* GOAL *
Word for word, print each line of the listing below; pictures stay out.

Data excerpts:
■ ■ ■ ■ ■ ■ ■

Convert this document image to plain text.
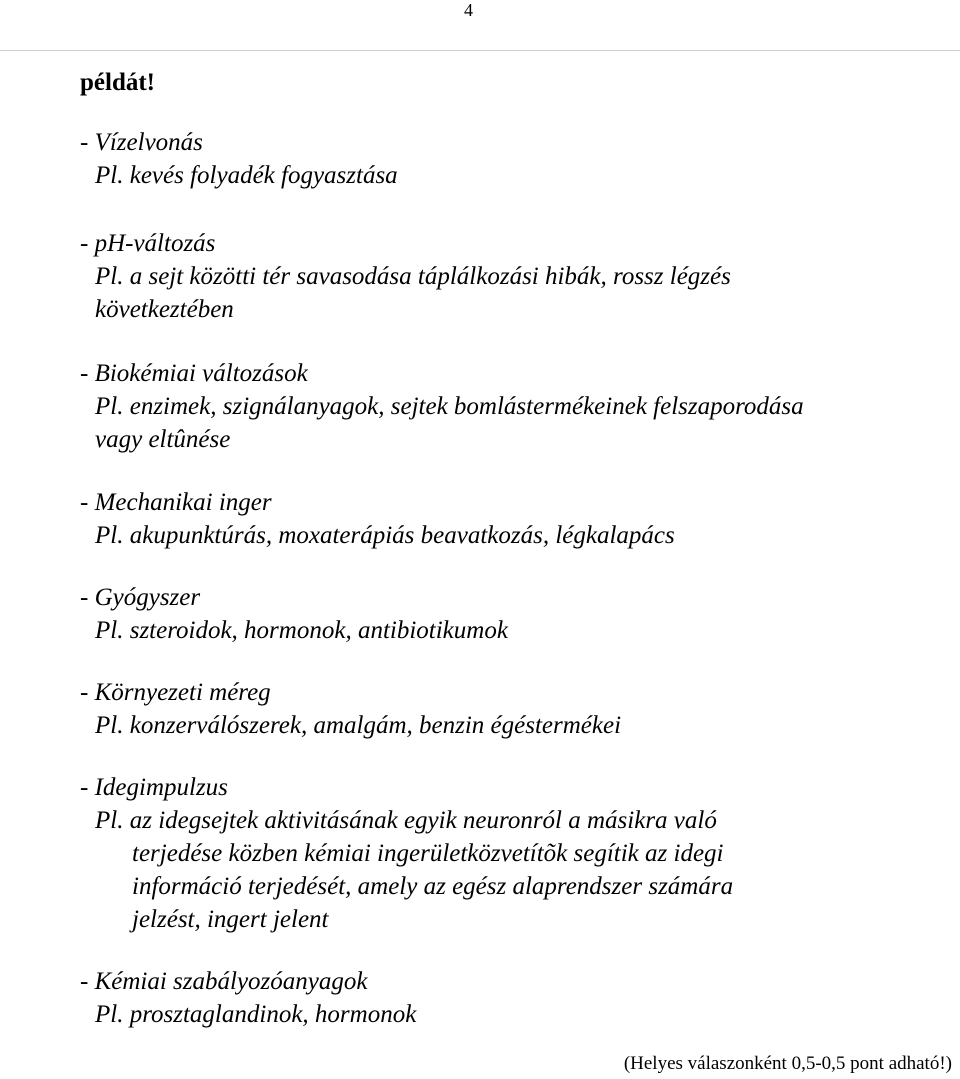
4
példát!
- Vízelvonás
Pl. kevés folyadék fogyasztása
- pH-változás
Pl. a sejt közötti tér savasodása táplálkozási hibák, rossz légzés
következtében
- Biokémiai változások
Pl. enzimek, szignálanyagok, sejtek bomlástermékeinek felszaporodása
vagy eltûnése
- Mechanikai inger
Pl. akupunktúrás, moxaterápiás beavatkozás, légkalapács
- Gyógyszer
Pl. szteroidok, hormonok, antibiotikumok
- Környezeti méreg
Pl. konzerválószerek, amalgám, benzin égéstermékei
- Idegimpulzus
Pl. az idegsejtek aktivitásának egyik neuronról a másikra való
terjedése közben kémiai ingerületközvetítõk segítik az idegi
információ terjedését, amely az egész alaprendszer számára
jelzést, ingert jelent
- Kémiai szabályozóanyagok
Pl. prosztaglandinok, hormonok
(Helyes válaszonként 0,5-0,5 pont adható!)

■ ■ ■ ■ ■ ■ ■

* THE SOLUTION *
Convert this document image to plain text.
4
példát!
- Vízelvonás
Pl. kevés folyadék fogyasztása
- pH-változás
Pl. a sejt közötti tér savasodása táplálkozási hibák, rossz légzés
következtében
- Biokémiai változások
Pl. enzimek, szignálanyagok, sejtek bomlástermékeinek felszaporodása
vagy eltûnése
- Mechanikai inger
Pl. akupunktúrás, moxaterápiás beavatkozás, légkalapács
- Gyógyszer
Pl. szteroidok, hormonok, antibiotikumok
- Környezeti méreg
Pl. konzerválószerek, amalgám, benzin égéstermékei
- Idegimpulzus
Pl. az idegsejtek aktivitásának egyik neuronról a másikra való
terjedése közben kémiai ingerületközvetítõk segítik az idegi
információ terjedését, amely az egész alaprendszer számára
jelzést, ingert jelent
- Kémiai szabályozóanyagok
Pl. prosztaglandinok, hormonok
(Helyes válaszonként 0,5-0,5 pont adható!)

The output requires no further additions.